WORK TO COMPLETE ▸
- A) In the article about the congressional hearing on Healthcare.gov, why did members of Congress question Marilyn Tavenner? Answer in one to three sentences.
- B) Carry on the article about the Healthcare.gov hearing, picking up after its final sentence.

TEXT FOR ANALYSIS ▸
Centers for Medicare and Medicaid Services administrator Marilyn Tavenner, testifying before Congress on Tuesday.
It's debatable whether the administration will be able to meet its self-imposed November 30th deadline for fixing Healthcare.gov, the Affordable Care Act (ACA) insurance marketplace that is still suffering from extensive technical issues. However, opponents have begun shifting their criticisms to other aspects of the law.
Members of Congress today interrogated Marilyn Tavenner, the first administration official to testify since Healthcare.gov debuted, and the head of the agency that coordinated its development. However, there were just as many questions about premium increases, plan cancellations, background checks for street teams, and other aspects of the new healthcare law as there were about the problems with the website and the plan to fix it.
"The flaw is not the website. The flaw is the law itself," Representative Kevin Brady (R-TX) said during today's hearing. "While a website can eventually be fixed, the widespread problems with Obamacare cannot," said Representative Dave Camp (R-MI).
"The flaw is not the website. The flaw is the law itself."
Uninsured Americans, who are not covered by their employers or through another plan such as Medicaid, are supposed to be able to buy affordable insurance on the marketplace as individuals.

STORED DATA ▸
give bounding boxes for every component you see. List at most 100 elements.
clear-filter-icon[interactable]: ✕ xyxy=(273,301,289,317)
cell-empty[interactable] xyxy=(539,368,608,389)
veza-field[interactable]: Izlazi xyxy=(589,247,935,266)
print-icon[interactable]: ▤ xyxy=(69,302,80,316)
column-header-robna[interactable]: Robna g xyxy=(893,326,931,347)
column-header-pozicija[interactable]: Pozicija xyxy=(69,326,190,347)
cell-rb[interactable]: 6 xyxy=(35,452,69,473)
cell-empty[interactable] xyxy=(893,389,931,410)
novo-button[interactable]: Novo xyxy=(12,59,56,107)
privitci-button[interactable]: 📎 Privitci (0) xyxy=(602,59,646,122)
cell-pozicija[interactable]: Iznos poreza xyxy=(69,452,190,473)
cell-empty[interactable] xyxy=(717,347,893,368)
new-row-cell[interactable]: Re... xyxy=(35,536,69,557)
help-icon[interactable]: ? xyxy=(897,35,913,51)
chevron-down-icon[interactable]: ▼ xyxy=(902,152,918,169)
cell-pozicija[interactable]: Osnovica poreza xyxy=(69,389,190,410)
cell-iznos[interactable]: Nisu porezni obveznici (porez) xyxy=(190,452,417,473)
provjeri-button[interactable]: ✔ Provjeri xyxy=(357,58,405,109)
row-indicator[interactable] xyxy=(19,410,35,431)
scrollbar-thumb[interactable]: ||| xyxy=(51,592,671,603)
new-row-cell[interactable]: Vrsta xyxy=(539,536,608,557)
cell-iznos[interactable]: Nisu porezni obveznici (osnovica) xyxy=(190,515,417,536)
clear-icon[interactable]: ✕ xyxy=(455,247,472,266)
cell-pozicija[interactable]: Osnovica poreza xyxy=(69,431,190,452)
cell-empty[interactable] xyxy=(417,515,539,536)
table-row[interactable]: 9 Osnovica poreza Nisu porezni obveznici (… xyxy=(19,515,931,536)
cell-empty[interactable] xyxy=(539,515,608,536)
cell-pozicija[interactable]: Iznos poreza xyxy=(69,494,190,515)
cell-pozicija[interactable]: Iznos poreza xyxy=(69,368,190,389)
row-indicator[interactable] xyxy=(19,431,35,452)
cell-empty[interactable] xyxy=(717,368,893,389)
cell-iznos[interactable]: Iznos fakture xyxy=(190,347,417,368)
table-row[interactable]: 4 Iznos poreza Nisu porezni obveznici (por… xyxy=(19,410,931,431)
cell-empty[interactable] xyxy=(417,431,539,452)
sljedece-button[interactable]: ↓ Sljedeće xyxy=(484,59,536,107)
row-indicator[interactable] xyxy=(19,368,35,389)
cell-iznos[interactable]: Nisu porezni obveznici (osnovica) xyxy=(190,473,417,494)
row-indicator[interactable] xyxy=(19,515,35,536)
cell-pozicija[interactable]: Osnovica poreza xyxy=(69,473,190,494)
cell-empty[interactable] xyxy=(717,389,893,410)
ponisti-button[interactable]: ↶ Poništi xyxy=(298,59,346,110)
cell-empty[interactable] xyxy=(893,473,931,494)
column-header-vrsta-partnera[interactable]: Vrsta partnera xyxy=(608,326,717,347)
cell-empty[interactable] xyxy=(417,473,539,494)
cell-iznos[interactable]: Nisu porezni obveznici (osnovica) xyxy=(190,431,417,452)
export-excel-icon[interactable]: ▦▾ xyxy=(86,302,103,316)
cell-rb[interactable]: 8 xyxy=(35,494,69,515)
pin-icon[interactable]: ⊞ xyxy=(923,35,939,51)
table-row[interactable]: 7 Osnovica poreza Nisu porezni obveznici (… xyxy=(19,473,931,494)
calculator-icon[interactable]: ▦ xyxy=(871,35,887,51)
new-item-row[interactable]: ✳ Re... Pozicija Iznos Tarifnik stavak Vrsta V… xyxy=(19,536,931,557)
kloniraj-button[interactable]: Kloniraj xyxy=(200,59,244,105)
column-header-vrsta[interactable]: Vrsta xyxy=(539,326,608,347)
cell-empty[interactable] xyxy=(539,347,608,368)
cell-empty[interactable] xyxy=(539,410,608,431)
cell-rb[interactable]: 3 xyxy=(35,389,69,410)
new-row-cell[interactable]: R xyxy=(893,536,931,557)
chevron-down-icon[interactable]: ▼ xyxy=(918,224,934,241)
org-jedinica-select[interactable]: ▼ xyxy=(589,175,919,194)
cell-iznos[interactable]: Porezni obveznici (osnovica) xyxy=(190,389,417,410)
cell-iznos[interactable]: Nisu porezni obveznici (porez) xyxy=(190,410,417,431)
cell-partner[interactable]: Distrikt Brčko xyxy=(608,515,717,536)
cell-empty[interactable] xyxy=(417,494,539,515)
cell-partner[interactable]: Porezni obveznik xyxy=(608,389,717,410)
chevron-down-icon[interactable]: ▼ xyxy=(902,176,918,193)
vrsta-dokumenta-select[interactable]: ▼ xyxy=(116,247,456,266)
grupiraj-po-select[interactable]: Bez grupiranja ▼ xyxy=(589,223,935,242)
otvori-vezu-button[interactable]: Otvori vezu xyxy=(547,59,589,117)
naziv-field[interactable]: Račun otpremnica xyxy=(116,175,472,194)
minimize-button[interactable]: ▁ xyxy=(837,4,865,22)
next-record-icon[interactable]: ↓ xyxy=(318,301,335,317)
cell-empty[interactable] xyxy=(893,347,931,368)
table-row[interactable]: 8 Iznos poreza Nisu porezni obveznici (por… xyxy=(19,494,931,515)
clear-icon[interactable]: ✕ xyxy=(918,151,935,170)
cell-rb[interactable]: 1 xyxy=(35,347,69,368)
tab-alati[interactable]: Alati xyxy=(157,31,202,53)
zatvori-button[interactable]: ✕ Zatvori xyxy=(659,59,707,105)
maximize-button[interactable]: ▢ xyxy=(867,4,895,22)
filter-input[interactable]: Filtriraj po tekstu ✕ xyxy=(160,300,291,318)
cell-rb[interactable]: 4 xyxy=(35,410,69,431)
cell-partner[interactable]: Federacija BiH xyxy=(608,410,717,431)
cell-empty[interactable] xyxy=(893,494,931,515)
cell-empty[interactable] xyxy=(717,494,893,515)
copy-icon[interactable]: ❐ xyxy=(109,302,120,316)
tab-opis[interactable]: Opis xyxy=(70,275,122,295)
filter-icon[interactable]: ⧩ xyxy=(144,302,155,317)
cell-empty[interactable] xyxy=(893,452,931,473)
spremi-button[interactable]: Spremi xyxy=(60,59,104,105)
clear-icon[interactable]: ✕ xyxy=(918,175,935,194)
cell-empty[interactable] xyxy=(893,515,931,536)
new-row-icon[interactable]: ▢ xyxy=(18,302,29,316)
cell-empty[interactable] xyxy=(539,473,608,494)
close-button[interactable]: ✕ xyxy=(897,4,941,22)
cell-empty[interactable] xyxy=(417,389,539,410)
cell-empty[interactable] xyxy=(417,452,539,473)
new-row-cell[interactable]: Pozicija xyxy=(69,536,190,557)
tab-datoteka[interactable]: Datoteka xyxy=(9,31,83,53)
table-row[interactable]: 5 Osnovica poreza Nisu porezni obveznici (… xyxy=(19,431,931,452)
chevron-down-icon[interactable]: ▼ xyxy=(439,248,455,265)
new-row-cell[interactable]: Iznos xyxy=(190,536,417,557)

RESPONSES BY ITEM NUMBER ▸
- A) Marilyn Tavenner was the first administration official to testify since Healthcare.gov debuted. She also heads the Centers for Medicare and Medicaid Services, the agency that coordinated the website's development.

- B)
Centers for Medicare and Medicaid Services, which oversaw the multi-year development of the marketplace, estimated that 7 million people would enroll in Healthcare.gov plans by the end of March.
Yet only about 700,000 people have successfully submitted applications through Healthcare.gov, and about half of those came in through state websites, Tavenner testified.
Tavenner declined to release the number of people who have actually been enrolled in plans, saying that CMS and the administration decided not to publish those numbers until mid-November. "We expect the initial number to be small," she says.
Many questions from Republican committee members lingered on fundamental objections to the ACA and focused less on the still-broken website, failures of multimillion-dollar contractors, and issues with the law's implementation, which was the purported subject of the hearing.
Getting the technology working is critical to the success of the policy both sides are now calling Obamacare. In light of the website's deep-seated bugs, the administration is now recommending three alternative ways to apply for insurance: by phone, in person with one of the ACA "navigators," or on paper.
Phone and in-person applications are also being keyed into Healthcare.gov, however. The only way to truly bypass the website is to file a paper application, which will be entered by QSSI employees through a different system. (You may also be able to sign up through a traditional insurance agent, depending on what state you live in.)
The only way to truly bypass the website is to file a paper application
Tavenner apologized for the dysfunctional website, which she says suffered from two major issues: high traffic and "functional glitches" in the actual application for insurance. "This Healthcare.gov site is fixable," she says. "We've identified a clear path for a lot of fixes that will be taken one by one."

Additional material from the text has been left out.